Stated problem
Select and copy out every line in the records containing "resonance".

=== Supplied records ===

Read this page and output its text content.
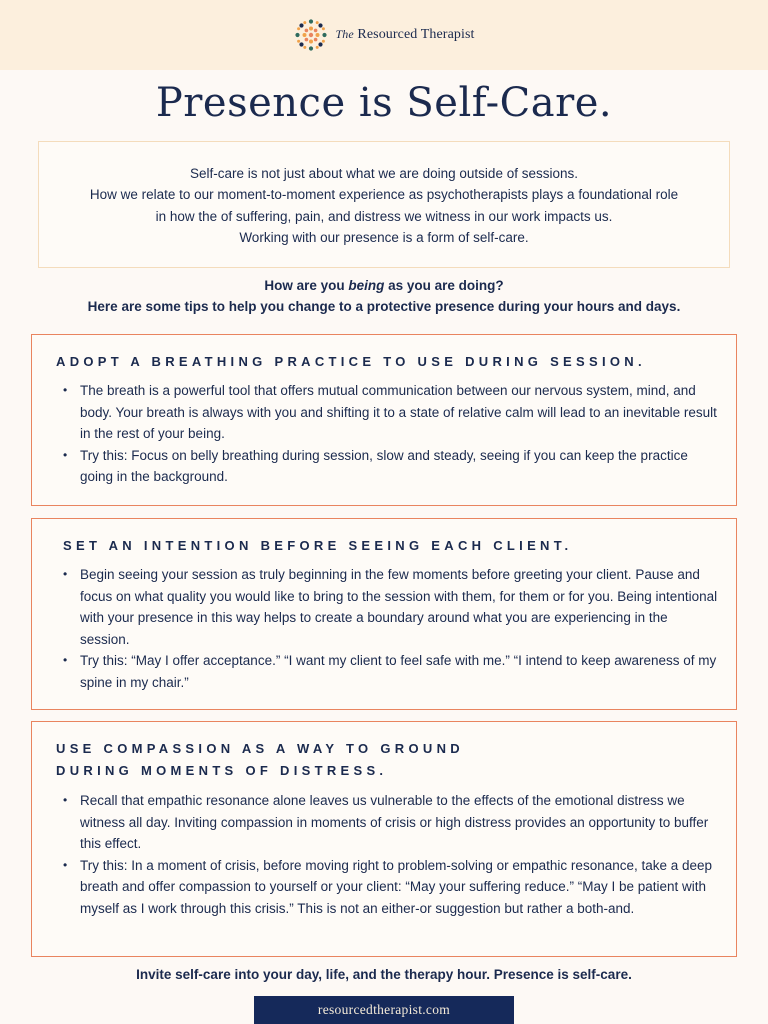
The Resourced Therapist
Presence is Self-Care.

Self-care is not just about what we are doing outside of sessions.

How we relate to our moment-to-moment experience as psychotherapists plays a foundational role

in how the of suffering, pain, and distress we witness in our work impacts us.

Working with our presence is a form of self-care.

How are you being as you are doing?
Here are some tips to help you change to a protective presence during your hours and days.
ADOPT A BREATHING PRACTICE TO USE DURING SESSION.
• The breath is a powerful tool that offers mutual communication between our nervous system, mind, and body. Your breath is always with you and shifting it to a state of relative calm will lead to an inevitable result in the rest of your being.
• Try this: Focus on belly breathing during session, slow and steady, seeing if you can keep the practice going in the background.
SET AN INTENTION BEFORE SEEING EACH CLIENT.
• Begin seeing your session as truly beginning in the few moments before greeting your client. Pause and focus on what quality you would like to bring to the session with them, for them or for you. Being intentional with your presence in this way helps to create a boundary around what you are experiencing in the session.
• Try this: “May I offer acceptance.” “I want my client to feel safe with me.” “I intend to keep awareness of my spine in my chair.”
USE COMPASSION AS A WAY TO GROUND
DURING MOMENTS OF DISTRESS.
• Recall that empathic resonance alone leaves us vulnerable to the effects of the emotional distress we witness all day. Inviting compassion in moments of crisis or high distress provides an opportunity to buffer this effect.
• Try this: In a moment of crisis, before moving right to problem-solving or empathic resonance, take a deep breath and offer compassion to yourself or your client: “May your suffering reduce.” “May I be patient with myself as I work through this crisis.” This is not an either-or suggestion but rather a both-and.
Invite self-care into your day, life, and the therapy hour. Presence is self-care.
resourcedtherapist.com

===
=== Supplied records ===

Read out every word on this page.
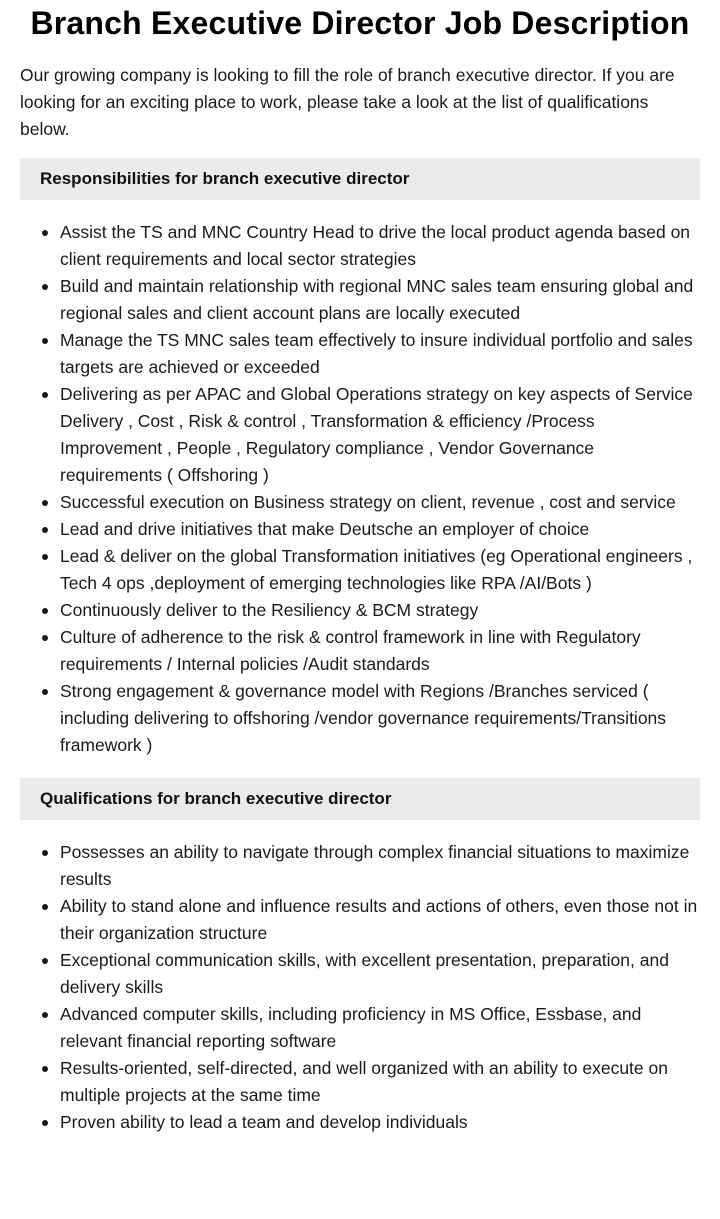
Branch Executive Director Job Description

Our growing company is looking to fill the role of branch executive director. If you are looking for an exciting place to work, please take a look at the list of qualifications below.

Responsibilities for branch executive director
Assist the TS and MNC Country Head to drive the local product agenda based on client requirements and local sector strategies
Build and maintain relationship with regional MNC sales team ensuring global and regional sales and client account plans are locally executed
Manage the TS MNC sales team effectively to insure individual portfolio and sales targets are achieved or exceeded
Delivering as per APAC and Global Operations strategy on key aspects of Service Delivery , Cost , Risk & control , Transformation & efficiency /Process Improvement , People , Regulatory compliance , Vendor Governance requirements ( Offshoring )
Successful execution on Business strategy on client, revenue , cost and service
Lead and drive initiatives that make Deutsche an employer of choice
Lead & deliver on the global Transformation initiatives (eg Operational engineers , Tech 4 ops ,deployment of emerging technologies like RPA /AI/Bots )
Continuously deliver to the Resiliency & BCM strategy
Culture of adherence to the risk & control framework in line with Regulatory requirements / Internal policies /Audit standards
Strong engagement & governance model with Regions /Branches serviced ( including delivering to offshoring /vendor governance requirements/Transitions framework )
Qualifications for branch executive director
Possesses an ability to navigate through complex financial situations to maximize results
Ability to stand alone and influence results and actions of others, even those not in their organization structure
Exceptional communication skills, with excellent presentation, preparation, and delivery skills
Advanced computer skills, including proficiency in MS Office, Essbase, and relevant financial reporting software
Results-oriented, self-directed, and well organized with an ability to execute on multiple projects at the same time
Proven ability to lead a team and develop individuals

===

Complete response
• Recall that empathic resonance alone leaves us vulnerable to the effects of the emotional distress we witness all day. Inviting compassion in moments of crisis or high distress provides an opportunity to buffer this effect.
• Try this: In a moment of crisis, before moving right to problem-solving or empathic resonance, take a deep breath and offer compassion to yourself or your client: “May your suffering reduce.” “May I be patient with myself as I work through this crisis.” This is not an either-or suggestion but rather a both-and.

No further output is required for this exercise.